__Task to complete__. Extract from the listing each line in which the word "this" appears.

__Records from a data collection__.
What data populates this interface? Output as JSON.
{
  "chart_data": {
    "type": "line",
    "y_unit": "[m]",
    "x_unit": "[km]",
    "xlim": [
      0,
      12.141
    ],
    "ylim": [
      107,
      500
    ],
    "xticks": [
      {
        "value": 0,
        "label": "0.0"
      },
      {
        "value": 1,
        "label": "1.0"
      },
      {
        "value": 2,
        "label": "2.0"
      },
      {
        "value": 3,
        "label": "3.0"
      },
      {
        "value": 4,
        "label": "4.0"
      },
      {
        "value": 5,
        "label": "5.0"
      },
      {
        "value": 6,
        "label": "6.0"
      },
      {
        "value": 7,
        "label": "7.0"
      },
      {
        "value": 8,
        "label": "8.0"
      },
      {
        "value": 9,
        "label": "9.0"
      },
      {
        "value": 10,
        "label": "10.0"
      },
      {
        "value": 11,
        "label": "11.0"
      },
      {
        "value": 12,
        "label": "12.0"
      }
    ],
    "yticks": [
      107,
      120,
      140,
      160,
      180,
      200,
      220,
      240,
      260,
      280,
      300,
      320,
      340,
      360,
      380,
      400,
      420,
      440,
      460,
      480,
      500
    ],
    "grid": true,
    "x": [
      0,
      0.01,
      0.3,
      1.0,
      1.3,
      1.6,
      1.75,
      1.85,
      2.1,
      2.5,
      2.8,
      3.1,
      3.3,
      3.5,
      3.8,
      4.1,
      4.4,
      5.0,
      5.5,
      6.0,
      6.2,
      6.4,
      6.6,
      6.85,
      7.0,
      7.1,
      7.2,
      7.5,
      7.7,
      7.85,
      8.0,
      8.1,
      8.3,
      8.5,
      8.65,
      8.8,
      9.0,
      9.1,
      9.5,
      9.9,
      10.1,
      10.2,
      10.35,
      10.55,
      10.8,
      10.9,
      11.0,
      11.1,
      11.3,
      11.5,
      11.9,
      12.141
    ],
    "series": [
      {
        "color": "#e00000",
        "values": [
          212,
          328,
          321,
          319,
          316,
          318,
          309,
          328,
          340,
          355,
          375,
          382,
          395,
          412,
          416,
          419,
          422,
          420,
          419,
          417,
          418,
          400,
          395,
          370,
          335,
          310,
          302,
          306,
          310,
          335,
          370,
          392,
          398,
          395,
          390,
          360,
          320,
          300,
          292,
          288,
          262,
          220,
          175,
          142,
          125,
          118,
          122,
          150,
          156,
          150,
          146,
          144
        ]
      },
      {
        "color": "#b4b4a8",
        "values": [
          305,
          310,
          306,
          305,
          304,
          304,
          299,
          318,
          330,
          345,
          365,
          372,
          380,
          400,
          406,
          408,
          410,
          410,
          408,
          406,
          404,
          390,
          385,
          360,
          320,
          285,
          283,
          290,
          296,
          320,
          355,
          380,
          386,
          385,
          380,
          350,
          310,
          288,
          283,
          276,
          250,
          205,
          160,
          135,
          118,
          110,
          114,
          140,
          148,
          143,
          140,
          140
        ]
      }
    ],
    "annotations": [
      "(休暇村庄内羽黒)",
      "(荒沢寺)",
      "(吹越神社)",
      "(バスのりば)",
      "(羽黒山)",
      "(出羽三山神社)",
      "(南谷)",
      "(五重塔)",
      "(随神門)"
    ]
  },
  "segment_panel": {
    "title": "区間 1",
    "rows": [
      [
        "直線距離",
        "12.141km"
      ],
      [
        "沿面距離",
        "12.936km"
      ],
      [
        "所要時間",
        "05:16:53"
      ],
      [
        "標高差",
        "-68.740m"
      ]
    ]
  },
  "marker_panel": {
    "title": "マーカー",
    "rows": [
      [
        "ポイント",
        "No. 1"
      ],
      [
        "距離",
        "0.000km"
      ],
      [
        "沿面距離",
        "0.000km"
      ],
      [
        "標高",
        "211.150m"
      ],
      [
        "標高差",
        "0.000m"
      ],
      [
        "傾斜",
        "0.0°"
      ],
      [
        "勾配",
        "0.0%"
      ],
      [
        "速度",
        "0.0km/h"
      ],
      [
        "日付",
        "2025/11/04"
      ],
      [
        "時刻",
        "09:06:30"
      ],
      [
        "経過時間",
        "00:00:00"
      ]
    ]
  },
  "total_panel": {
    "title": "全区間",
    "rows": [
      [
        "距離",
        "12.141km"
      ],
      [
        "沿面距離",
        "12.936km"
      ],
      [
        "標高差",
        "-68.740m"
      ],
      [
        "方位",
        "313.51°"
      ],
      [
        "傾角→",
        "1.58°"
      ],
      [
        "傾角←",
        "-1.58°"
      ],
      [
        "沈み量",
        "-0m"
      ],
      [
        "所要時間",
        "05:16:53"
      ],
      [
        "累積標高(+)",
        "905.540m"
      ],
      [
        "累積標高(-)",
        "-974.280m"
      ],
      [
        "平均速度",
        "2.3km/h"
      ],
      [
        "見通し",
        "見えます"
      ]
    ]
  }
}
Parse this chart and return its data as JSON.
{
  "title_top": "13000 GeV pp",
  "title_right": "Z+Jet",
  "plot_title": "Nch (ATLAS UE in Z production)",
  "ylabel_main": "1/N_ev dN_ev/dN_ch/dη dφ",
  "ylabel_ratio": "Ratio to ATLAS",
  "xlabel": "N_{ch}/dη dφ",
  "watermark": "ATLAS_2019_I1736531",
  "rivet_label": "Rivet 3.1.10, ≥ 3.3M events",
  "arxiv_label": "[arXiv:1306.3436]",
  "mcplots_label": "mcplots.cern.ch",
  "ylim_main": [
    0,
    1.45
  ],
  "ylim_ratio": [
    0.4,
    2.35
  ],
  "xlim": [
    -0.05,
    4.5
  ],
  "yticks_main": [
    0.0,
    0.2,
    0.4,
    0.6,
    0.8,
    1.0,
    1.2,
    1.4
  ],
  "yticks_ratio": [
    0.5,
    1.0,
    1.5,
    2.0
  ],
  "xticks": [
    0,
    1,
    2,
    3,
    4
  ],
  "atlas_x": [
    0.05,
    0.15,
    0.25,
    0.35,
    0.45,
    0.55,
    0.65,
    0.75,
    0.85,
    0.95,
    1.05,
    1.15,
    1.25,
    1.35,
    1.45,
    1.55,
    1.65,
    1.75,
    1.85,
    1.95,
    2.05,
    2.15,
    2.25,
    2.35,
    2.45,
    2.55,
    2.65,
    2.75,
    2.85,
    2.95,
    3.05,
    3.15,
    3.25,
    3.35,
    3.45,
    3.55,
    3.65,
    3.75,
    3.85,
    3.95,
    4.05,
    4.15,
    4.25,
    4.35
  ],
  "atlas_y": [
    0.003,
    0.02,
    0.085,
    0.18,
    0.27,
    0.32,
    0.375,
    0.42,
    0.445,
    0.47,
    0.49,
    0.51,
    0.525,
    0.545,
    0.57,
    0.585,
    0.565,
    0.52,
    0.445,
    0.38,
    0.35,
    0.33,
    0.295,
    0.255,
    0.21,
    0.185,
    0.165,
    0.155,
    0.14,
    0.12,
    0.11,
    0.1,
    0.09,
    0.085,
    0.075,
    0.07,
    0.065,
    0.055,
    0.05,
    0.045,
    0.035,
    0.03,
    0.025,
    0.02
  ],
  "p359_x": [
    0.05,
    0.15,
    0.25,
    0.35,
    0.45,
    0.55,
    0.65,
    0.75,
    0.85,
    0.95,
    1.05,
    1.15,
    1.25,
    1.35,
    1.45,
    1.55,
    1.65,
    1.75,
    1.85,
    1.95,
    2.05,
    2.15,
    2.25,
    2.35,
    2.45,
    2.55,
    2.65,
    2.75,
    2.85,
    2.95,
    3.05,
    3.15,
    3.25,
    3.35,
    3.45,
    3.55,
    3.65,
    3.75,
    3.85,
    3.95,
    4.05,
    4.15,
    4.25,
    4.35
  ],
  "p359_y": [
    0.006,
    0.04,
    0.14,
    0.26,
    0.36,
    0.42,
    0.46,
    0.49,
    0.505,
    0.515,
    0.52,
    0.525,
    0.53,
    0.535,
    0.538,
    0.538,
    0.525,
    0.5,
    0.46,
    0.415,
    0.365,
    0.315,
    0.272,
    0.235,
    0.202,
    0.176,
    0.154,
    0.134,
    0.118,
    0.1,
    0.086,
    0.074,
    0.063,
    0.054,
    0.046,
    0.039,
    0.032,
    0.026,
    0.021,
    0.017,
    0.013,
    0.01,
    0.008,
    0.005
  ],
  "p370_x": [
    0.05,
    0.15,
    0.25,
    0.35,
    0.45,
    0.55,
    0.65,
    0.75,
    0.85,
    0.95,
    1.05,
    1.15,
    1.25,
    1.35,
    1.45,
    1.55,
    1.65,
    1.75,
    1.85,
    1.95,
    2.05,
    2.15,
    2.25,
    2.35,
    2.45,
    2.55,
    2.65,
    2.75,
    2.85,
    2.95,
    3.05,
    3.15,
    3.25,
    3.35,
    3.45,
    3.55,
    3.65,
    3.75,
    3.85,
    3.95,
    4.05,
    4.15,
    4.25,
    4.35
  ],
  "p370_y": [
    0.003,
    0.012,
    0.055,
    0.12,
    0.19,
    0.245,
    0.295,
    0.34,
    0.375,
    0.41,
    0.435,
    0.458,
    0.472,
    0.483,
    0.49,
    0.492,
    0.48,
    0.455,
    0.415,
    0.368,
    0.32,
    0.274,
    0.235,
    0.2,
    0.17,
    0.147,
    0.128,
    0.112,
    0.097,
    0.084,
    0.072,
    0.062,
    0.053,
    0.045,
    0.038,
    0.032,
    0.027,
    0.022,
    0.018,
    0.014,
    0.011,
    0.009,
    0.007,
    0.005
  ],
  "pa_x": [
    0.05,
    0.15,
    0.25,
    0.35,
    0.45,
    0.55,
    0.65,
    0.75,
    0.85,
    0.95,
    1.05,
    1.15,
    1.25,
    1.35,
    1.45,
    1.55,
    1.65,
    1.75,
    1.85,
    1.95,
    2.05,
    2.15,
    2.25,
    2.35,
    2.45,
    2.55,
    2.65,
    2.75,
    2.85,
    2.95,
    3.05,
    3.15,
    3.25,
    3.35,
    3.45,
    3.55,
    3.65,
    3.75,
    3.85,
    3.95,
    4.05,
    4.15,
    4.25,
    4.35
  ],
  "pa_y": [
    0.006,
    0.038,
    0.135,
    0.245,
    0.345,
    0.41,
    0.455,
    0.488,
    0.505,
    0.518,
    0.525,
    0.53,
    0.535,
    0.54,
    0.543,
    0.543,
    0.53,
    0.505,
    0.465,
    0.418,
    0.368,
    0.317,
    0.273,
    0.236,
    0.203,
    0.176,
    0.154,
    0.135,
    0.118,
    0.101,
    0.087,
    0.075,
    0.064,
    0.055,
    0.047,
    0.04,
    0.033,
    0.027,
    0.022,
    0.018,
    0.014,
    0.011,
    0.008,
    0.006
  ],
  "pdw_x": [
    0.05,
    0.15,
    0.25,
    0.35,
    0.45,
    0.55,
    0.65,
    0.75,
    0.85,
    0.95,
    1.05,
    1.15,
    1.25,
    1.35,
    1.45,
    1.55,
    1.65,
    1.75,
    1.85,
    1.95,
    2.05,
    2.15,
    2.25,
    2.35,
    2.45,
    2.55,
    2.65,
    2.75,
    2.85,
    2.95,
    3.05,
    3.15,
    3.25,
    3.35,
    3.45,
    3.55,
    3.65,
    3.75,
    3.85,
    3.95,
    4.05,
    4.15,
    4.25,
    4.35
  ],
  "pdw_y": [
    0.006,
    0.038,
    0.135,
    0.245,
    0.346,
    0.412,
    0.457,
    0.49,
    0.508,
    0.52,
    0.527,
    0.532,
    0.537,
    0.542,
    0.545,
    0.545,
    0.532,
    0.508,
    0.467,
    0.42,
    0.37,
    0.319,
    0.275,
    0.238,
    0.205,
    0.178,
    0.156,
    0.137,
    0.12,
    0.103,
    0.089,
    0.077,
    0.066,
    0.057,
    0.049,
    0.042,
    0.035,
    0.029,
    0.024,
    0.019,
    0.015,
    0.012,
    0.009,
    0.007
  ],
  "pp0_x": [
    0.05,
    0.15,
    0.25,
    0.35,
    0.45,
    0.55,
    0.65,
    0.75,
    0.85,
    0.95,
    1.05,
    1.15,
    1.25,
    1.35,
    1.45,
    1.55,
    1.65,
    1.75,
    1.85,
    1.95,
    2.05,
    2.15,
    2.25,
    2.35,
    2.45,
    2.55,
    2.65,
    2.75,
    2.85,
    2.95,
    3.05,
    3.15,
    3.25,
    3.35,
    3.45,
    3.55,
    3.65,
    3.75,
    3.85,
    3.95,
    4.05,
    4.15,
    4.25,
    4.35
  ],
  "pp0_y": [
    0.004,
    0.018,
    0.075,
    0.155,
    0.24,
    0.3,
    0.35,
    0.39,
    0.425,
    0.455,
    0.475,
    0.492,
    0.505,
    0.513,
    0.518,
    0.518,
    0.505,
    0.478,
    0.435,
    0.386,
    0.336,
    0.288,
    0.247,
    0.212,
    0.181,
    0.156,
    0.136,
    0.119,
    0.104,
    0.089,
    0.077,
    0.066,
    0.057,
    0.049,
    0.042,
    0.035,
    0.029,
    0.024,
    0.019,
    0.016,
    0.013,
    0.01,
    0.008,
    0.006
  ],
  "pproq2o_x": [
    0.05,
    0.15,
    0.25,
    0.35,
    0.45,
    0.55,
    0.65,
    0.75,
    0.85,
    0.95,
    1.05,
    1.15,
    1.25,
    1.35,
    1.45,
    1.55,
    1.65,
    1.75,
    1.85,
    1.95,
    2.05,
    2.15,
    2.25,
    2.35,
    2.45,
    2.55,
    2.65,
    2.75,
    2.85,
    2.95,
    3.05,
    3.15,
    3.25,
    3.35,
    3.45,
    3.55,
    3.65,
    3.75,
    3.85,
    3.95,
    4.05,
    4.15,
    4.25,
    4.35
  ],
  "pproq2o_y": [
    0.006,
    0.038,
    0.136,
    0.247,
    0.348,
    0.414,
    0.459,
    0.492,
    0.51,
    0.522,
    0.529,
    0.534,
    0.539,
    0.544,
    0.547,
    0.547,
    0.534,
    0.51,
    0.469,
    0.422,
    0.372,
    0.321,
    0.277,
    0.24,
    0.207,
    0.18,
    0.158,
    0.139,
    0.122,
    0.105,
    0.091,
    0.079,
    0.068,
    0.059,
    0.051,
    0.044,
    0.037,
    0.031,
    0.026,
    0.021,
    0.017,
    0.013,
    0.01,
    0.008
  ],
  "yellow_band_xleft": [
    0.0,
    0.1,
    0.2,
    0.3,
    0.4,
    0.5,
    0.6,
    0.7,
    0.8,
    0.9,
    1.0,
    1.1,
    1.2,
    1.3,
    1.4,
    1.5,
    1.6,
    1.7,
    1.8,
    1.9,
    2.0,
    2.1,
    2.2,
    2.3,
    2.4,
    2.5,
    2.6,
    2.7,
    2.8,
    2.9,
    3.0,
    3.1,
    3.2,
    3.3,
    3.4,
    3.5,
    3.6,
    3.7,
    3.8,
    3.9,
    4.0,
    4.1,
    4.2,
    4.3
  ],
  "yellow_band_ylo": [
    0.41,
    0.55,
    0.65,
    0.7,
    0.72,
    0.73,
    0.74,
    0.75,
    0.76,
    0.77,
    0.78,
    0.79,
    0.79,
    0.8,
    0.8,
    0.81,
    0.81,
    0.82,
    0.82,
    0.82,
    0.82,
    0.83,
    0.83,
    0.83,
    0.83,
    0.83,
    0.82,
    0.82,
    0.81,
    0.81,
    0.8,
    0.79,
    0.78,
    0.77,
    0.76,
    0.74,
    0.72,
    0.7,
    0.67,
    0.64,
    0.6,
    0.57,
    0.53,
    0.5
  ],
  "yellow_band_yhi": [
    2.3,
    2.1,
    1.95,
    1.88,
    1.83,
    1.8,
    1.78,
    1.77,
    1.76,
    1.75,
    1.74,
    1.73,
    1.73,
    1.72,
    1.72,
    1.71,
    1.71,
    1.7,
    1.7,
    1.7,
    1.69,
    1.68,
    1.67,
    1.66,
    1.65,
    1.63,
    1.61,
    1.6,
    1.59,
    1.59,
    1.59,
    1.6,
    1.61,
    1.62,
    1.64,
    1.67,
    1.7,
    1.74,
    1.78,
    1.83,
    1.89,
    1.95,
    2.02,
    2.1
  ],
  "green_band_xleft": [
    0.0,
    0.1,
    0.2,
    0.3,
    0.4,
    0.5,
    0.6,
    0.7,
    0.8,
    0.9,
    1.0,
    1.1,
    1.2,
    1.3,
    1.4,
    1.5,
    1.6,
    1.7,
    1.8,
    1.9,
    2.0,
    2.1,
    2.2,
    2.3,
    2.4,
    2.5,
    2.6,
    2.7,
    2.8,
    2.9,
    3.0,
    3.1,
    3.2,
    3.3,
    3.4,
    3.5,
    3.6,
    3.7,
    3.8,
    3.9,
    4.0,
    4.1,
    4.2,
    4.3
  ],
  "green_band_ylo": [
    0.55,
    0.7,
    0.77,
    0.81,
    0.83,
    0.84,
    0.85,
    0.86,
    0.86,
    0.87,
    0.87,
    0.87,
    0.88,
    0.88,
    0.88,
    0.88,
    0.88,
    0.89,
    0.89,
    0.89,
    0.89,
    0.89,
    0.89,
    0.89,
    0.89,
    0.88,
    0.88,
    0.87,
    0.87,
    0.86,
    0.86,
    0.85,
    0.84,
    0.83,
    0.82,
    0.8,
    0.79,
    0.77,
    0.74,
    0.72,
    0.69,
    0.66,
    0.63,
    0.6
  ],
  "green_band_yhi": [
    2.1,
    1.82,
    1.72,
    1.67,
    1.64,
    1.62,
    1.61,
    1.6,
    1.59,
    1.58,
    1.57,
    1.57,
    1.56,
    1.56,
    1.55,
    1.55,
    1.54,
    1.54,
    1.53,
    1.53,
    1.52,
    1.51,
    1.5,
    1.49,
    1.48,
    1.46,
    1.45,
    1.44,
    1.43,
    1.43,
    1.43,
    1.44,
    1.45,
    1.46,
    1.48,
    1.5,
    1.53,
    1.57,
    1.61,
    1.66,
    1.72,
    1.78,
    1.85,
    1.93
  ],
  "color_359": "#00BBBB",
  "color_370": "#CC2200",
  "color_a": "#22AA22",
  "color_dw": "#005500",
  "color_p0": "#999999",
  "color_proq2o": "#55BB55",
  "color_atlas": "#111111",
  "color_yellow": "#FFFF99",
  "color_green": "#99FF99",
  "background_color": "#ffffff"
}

__Solution__.
What data populates this interface? Output as JSON.
Parse this chart and return its data as JSON.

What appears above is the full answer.